- Direction -
Make a verbatim copy of the entries below; pictures stay out.

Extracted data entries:
=====

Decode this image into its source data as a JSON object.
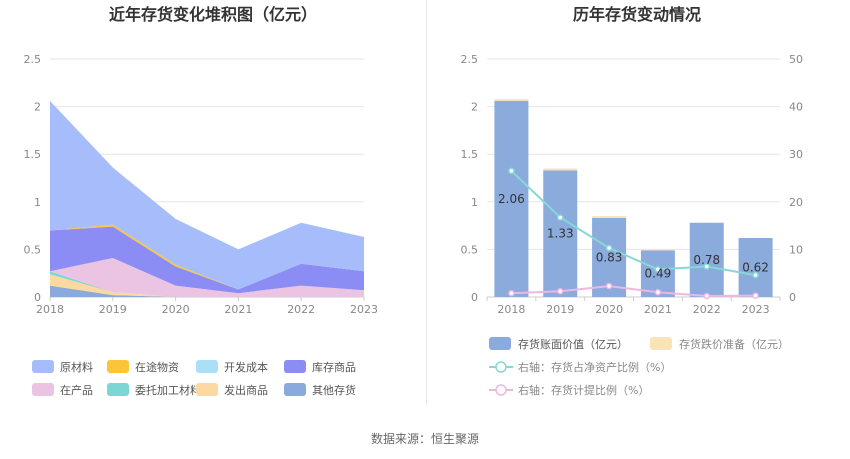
{
  "source_label": "数据来源：恒生聚源",
  "chart_data": [
    {
      "type": "area",
      "title": "近年存货变化堆积图（亿元）",
      "x": [
        "2018",
        "2019",
        "2020",
        "2021",
        "2022",
        "2023"
      ],
      "ylim": [
        0,
        2.5
      ],
      "yticks": [
        "0",
        "0.5",
        "1",
        "1.5",
        "2",
        "2.5"
      ],
      "stacked": true,
      "series": [
        {
          "name": "其他存货",
          "color": "#8aa9dc",
          "values": [
            0.12,
            0.02,
            0.0,
            0.0,
            0.0,
            0.0
          ]
        },
        {
          "name": "发出商品",
          "color": "#fcd9a0",
          "values": [
            0.12,
            0.03,
            0.0,
            0.0,
            0.0,
            0.0
          ]
        },
        {
          "name": "委托加工材料",
          "color": "#7dd6d6",
          "values": [
            0.03,
            0.0,
            0.0,
            0.0,
            0.0,
            0.0
          ]
        },
        {
          "name": "在产品",
          "color": "#ebc4e3",
          "values": [
            0.0,
            0.36,
            0.12,
            0.04,
            0.12,
            0.07
          ]
        },
        {
          "name": "库存商品",
          "color": "#8b8df5",
          "values": [
            0.43,
            0.33,
            0.2,
            0.04,
            0.23,
            0.2
          ]
        },
        {
          "name": "开发成本",
          "color": "#a9e0f8",
          "values": [
            0.0,
            0.0,
            0.0,
            0.0,
            0.0,
            0.0
          ]
        },
        {
          "name": "在途物资",
          "color": "#fbc53a",
          "values": [
            0.0,
            0.02,
            0.02,
            0.0,
            0.0,
            0.0
          ]
        },
        {
          "name": "原材料",
          "color": "#a7bdfb",
          "values": [
            1.36,
            0.6,
            0.48,
            0.42,
            0.43,
            0.36
          ]
        }
      ],
      "legend": [
        {
          "name": "原材料",
          "color": "#a7bdfb"
        },
        {
          "name": "在途物资",
          "color": "#fbc53a"
        },
        {
          "name": "开发成本",
          "color": "#a9e0f8"
        },
        {
          "name": "库存商品",
          "color": "#8b8df5"
        },
        {
          "name": "在产品",
          "color": "#ebc4e3"
        },
        {
          "name": "委托加工材料",
          "color": "#7dd6d6"
        },
        {
          "name": "发出商品",
          "color": "#fcd9a0"
        },
        {
          "name": "其他存货",
          "color": "#8aa9dc"
        }
      ],
      "legend_position": "bottom"
    },
    {
      "type": "bar",
      "title": "历年存货变动情况",
      "categories": [
        "2018",
        "2019",
        "2020",
        "2021",
        "2022",
        "2023"
      ],
      "ylim_left": [
        0,
        2.5
      ],
      "yticks_left": [
        "0",
        "0.5",
        "1",
        "1.5",
        "2",
        "2.5"
      ],
      "ylim_right": [
        0,
        50
      ],
      "yticks_right": [
        "0",
        "10",
        "20",
        "30",
        "40",
        "50"
      ],
      "series": [
        {
          "name": "存货账面价值（亿元）",
          "kind": "bar",
          "axis": "left",
          "color": "#8aabdc",
          "values": [
            2.06,
            1.33,
            0.83,
            0.49,
            0.78,
            0.62
          ],
          "labels": [
            "2.06",
            "1.33",
            "0.83",
            "0.49",
            "0.78",
            "0.62"
          ]
        },
        {
          "name": "存货跌价准备（亿元）",
          "kind": "bar",
          "axis": "left",
          "color": "#fbe3b8",
          "values": [
            0.02,
            0.02,
            0.02,
            0.01,
            0.0,
            0.0
          ]
        },
        {
          "name": "右轴：存货占净资产比例（%）",
          "kind": "line",
          "axis": "right",
          "color": "#86d8d8",
          "values": [
            26.5,
            16.7,
            10.3,
            5.8,
            6.4,
            4.6
          ]
        },
        {
          "name": "右轴：存货计提比例（%）",
          "kind": "line",
          "axis": "right",
          "color": "#f0b6e2",
          "values": [
            0.8,
            1.2,
            2.3,
            1.0,
            0.2,
            0.3
          ]
        }
      ],
      "legend_position": "bottom"
    }
  ]
}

=====

- Correct answer -
Decode this image into its source data as a JSON object.
{
  "source_label": "数据来源：恒生聚源",
  "chart_data": [
    {
      "type": "area",
      "title": "近年存货变化堆积图（亿元）",
      "x": [
        "2018",
        "2019",
        "2020",
        "2021",
        "2022",
        "2023"
      ],
      "ylim": [
        0,
        2.5
      ],
      "yticks": [
        "0",
        "0.5",
        "1",
        "1.5",
        "2",
        "2.5"
      ],
      "stacked": true,
      "series": [
        {
          "name": "其他存货",
          "color": "#8aa9dc",
          "values": [
            0.12,
            0.02,
            0.0,
            0.0,
            0.0,
            0.0
          ]
        },
        {
          "name": "发出商品",
          "color": "#fcd9a0",
          "values": [
            0.12,
            0.03,
            0.0,
            0.0,
            0.0,
            0.0
          ]
        },
        {
          "name": "委托加工材料",
          "color": "#7dd6d6",
          "values": [
            0.03,
            0.0,
            0.0,
            0.0,
            0.0,
            0.0
          ]
        },
        {
          "name": "在产品",
          "color": "#ebc4e3",
          "values": [
            0.0,
            0.36,
            0.12,
            0.04,
            0.12,
            0.07
          ]
        },
        {
          "name": "库存商品",
          "color": "#8b8df5",
          "values": [
            0.43,
            0.33,
            0.2,
            0.04,
            0.23,
            0.2
          ]
        },
        {
          "name": "开发成本",
          "color": "#a9e0f8",
          "values": [
            0.0,
            0.0,
            0.0,
            0.0,
            0.0,
            0.0
          ]
        },
        {
          "name": "在途物资",
          "color": "#fbc53a",
          "values": [
            0.0,
            0.02,
            0.02,
            0.0,
            0.0,
            0.0
          ]
        },
        {
          "name": "原材料",
          "color": "#a7bdfb",
          "values": [
            1.36,
            0.6,
            0.48,
            0.42,
            0.43,
            0.36
          ]
        }
      ],
      "legend": [
        {
          "name": "原材料",
          "color": "#a7bdfb"
        },
        {
          "name": "在途物资",
          "color": "#fbc53a"
        },
        {
          "name": "开发成本",
          "color": "#a9e0f8"
        },
        {
          "name": "库存商品",
          "color": "#8b8df5"
        },
        {
          "name": "在产品",
          "color": "#ebc4e3"
        },
        {
          "name": "委托加工材料",
          "color": "#7dd6d6"
        },
        {
          "name": "发出商品",
          "color": "#fcd9a0"
        },
        {
          "name": "其他存货",
          "color": "#8aa9dc"
        }
      ],
      "legend_position": "bottom"
    },
    {
      "type": "bar",
      "title": "历年存货变动情况",
      "categories": [
        "2018",
        "2019",
        "2020",
        "2021",
        "2022",
        "2023"
      ],
      "ylim_left": [
        0,
        2.5
      ],
      "yticks_left": [
        "0",
        "0.5",
        "1",
        "1.5",
        "2",
        "2.5"
      ],
      "ylim_right": [
        0,
        50
      ],
      "yticks_right": [
        "0",
        "10",
        "20",
        "30",
        "40",
        "50"
      ],
      "series": [
        {
          "name": "存货账面价值（亿元）",
          "kind": "bar",
          "axis": "left",
          "color": "#8aabdc",
          "values": [
            2.06,
            1.33,
            0.83,
            0.49,
            0.78,
            0.62
          ],
          "labels": [
            "2.06",
            "1.33",
            "0.83",
            "0.49",
            "0.78",
            "0.62"
          ]
        },
        {
          "name": "存货跌价准备（亿元）",
          "kind": "bar",
          "axis": "left",
          "color": "#fbe3b8",
          "values": [
            0.02,
            0.02,
            0.02,
            0.01,
            0.0,
            0.0
          ]
        },
        {
          "name": "右轴：存货占净资产比例（%）",
          "kind": "line",
          "axis": "right",
          "color": "#86d8d8",
          "values": [
            26.5,
            16.7,
            10.3,
            5.8,
            6.4,
            4.6
          ]
        },
        {
          "name": "右轴：存货计提比例（%）",
          "kind": "line",
          "axis": "right",
          "color": "#f0b6e2",
          "values": [
            0.8,
            1.2,
            2.3,
            1.0,
            0.2,
            0.3
          ]
        }
      ],
      "legend_position": "bottom"
    }
  ]
}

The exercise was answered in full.